Task statement:
Count every line in the entries that contains "oraz". Report that count alone.

Data entries:
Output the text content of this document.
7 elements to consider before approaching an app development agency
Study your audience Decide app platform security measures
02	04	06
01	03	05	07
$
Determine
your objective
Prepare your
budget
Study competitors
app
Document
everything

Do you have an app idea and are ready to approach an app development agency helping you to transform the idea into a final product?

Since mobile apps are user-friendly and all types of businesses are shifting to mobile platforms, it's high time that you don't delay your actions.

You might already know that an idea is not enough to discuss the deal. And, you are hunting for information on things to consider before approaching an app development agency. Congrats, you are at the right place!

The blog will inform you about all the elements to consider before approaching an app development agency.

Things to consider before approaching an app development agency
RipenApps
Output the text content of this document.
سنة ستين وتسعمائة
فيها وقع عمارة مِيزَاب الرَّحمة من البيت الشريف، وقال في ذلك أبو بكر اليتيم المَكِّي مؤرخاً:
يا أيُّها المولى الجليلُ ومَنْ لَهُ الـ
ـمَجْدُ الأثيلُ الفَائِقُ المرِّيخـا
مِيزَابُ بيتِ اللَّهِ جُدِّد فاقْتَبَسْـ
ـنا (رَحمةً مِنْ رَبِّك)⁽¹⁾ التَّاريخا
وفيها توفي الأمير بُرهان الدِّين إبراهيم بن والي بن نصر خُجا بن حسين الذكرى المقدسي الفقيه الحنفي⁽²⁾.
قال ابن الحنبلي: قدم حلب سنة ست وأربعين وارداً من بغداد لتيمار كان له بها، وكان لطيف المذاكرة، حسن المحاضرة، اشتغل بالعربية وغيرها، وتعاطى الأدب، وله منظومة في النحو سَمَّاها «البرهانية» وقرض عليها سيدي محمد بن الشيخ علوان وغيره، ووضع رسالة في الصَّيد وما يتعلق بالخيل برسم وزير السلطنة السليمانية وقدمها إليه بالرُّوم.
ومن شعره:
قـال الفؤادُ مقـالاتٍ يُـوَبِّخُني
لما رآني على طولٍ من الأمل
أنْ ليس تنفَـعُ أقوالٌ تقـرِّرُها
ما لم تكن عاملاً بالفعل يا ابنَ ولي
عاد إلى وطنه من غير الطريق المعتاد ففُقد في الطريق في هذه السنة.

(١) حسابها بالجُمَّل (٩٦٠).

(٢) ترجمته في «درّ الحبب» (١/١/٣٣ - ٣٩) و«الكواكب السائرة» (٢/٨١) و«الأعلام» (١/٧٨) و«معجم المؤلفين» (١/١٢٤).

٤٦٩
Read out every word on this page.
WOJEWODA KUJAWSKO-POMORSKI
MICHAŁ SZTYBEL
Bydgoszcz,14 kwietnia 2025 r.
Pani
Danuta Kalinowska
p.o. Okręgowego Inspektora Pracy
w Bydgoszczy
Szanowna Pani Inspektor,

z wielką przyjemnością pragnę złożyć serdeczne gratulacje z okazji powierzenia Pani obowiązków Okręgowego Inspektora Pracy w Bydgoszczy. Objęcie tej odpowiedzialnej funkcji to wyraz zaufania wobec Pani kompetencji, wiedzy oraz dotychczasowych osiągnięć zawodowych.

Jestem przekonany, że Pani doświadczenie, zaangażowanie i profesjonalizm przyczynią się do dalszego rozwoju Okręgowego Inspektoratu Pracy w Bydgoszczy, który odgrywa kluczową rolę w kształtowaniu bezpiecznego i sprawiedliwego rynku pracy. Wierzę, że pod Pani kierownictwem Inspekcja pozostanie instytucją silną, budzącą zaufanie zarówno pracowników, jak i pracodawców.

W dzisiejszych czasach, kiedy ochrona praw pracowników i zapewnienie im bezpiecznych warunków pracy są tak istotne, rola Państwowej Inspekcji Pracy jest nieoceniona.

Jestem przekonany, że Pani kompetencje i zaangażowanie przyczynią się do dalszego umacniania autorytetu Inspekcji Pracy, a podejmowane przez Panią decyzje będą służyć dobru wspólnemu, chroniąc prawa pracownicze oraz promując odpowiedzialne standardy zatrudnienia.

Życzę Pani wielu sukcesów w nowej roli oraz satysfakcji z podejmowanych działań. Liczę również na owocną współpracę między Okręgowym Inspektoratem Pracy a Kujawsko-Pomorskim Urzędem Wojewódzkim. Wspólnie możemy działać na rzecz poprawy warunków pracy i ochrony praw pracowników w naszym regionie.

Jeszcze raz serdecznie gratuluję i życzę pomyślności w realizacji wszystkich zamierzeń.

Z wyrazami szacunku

Final answer:
3